GOAL OF THE EXERCISE
Search the data for the word "春秋时期". Reproduce every line where it is found.

PROVIDED RECORDS
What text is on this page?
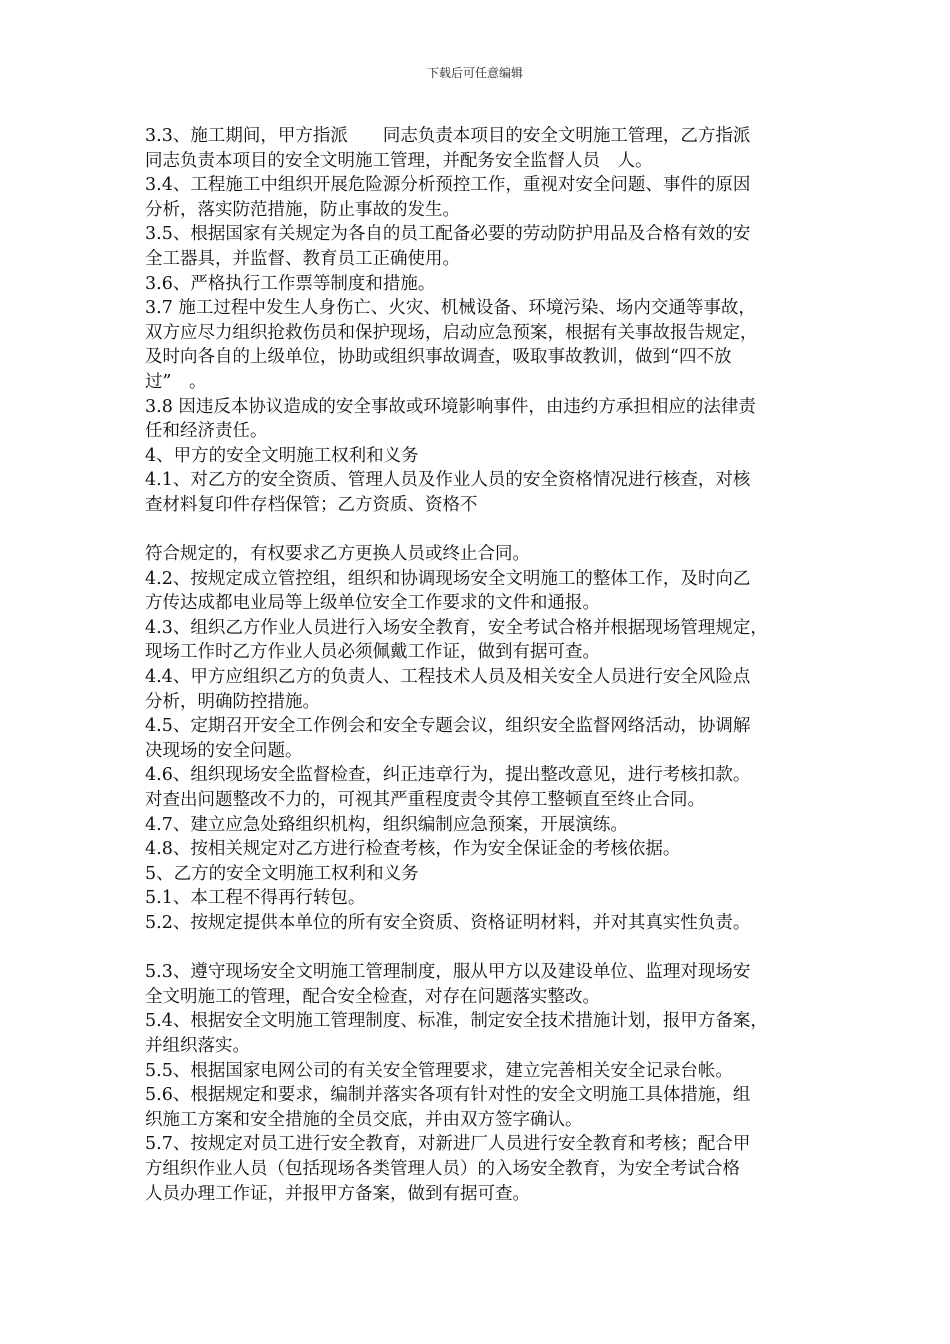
下载后可任意编辑
3.3、施工期间，甲方指派　　同志负责本项目的安全文明施工管理，乙方指派
同志负责本项目的安全文明施工管理，并配务安全监督人员　人。
3.4、工程施工中组织开展危险源分析预控工作，重视对安全问题、事件的原因
分析，落实防范措施，防止事故的发生。
3.5、根据国家有关规定为各自的员工配备必要的劳动防护用品及合格有效的安
全工器具，并监督、教育员工正确使用。
3.6、严格执行工作票等制度和措施。
3.7 施工过程中发生人身伤亡、火灾、机械设备、环境污染、场内交通等事故，
双方应尽力组织抢救伤员和保护现场，启动应急预案，根据有关事故报告规定，
及时向各自的上级单位，协助或组织事故调查，吸取事故教训，做到“四不放
过”　。
3.8 因违反本协议造成的安全事故或环境影响事件，由违约方承担相应的法律责
任和经济责任。
4、甲方的安全文明施工权利和义务
4.1、对乙方的安全资质、管理人员及作业人员的安全资格情况进行核查，对核
查材料复印件存档保管；乙方资质、资格不
符合规定的，有权要求乙方更换人员或终止合同。
4.2、按规定成立管控组，组织和协调现场安全文明施工的整体工作，及时向乙
方传达成都电业局等上级单位安全工作要求的文件和通报。
4.3、组织乙方作业人员进行入场安全教育，安全考试合格并根据现场管理规定，
现场工作时乙方作业人员必须佩戴工作证，做到有据可查。
4.4、甲方应组织乙方的负责人、工程技术人员及相关安全人员进行安全风险点
分析，明确防控措施。
4.5、定期召开安全工作例会和安全专题会议，组织安全监督网络活动，协调解
决现场的安全问题。
4.6、组织现场安全监督检查，纠正违章行为，提出整改意见，进行考核扣款。
对查出问题整改不力的，可视其严重程度责令其停工整顿直至终止合同。
4.7、建立应急处臵组织机构，组织编制应急预案，开展演练。
4.8、按相关规定对乙方进行检查考核，作为安全保证金的考核依据。
5、乙方的安全文明施工权利和义务
5.1、本工程不得再行转包。
5.2、按规定提供本单位的所有安全资质、资格证明材料，并对其真实性负责。
5.3、遵守现场安全文明施工管理制度，服从甲方以及建设单位、监理对现场安
全文明施工的管理，配合安全检查，对存在问题落实整改。
5.4、根据安全文明施工管理制度、标准，制定安全技术措施计划，报甲方备案，
并组织落实。
5.5、根据国家电网公司的有关安全管理要求，建立完善相关安全记录台帐。
5.6、根据规定和要求，编制并落实各项有针对性的安全文明施工具体措施，组
织施工方案和安全措施的全员交底，并由双方签字确认。
5.7、按规定对员工进行安全教育，对新进厂人员进行安全教育和考核；配合甲
方组织作业人员（包括现场各类管理人员）的入场安全教育，为安全考试合格
人员办理工作证，并报甲方备案，做到有据可查。
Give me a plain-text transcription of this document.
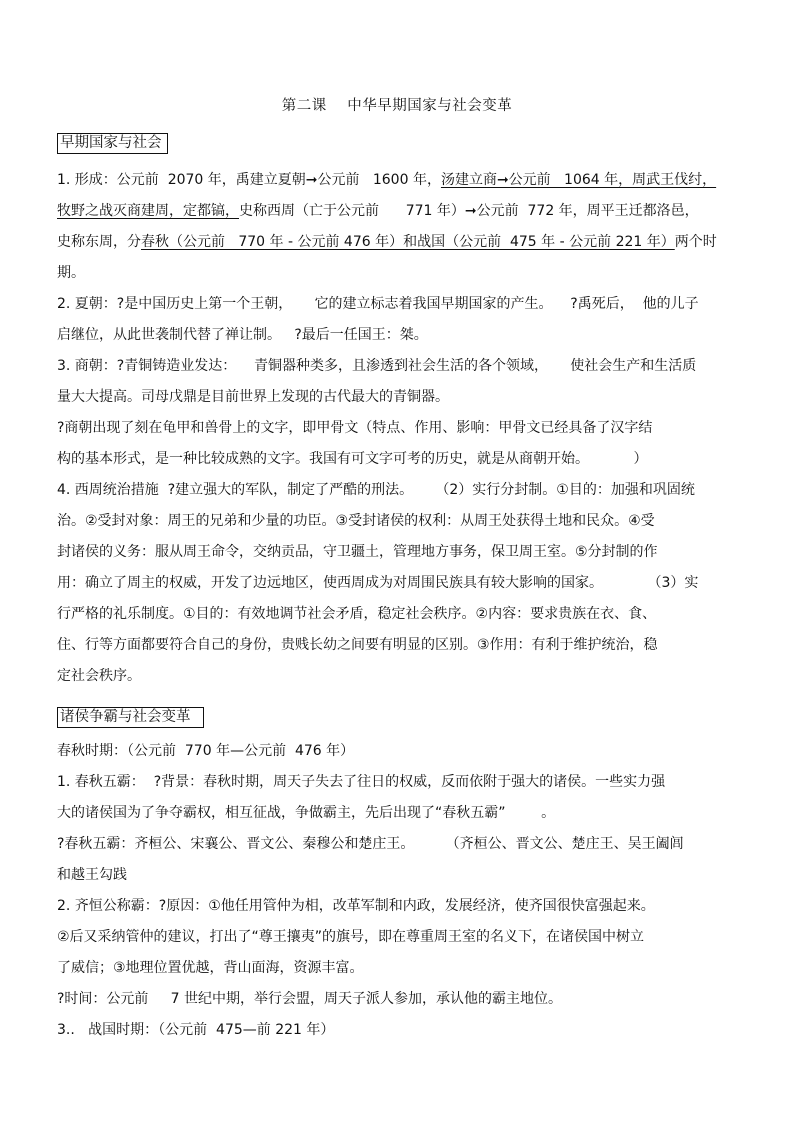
第二课    中华早期国家与社会变革
早期国家与社会

1. 形成：公元前  2070 年，禹建立夏朝➞公元前   1600 年，汤建立商➞公元前   1064 年，周武王伐纣，

牧野之战灭商建周，定都镐，史称西周（亡于公元前      771 年）➞公元前  772 年，周平王迁都洛邑，

史称东周，分春秋（公元前   770 年 - 公元前 476 年）和战国（公元前  475 年 - 公元前 221 年）两个时

期。

2. 夏朝：?是中国历史上第一个王朝，     它的建立标志着我国早期国家的产生。    ?禹死后，  他的儿子

启继位，从此世袭制代替了禅让制。   ?最后一任国王：桀。

3. 商朝：?青铜铸造业发达：    青铜器种类多，且渗透到社会生活的各个领域，     使社会生产和生活质

量大大提高。司母戊鼎是目前世界上发现的古代最大的青铜器。

?商朝出现了刻在龟甲和兽骨上的文字，即甲骨文（特点、作用、影响：甲骨文已经具备了汉字结

构的基本形式，是一种比较成熟的文字。我国有可文字可考的历史，就是从商朝开始。          ）

4. 西周统治措施  ?建立强大的军队，制定了严酷的刑法。     （2）实行分封制。①目的：加强和巩固统

治。②受封对象：周王的兄弟和少量的功臣。③受封诸侯的权利：从周王处获得土地和民众。④受

封诸侯的义务：服从周王命令，交纳贡品，守卫疆土，管理地方事务，保卫周王室。⑤分封制的作

用：确立了周主的权威，开发了边远地区，使西周成为对周围民族具有较大影响的国家。          （3）实

行严格的礼乐制度。①目的：有效地调节社会矛盾，稳定社会秩序。②内容：要求贵族在衣、食、

住、行等方面都要符合自己的身份，贵贱长幼之间要有明显的区别。③作用：有利于维护统治，稳

定社会秩序。

诸侯争霸与社会变革

春秋时期：（公元前  770 年—公元前  476 年）

1. 春秋五霸：  ?背景：春秋时期，周天子失去了往日的权威，反而依附于强大的诸侯。一些实力强

大的诸侯国为了争夺霸权，相互征战，争做霸主，先后出现了“春秋五霸”        。

?春秋五霸：齐桓公、宋襄公、晋文公、秦穆公和楚庄王。       （齐桓公、晋文公、楚庄王、吴王阖闾

和越王勾践

2. 齐恒公称霸：?原因：①他任用管仲为相，改革军制和内政，发展经济，使齐国很快富强起来。

②后又采纳管仲的建议，打出了“尊王攘夷”的旗号，即在尊重周王室的名义下，在诸侯国中树立

了威信；③地理位置优越，背山面海，资源丰富。

?时间：公元前     7 世纪中期，举行会盟，周天子派人参加，承认他的霸主地位。

3..   战国时期：（公元前  475—前 221 年）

WRITTEN RESPONSE
春秋时期：（公元前  770 年—公元前  476 年）
1. 春秋五霸：  ?背景：春秋时期，周天子失去了往日的权威，反而依附于强大的诸侯。一些实力强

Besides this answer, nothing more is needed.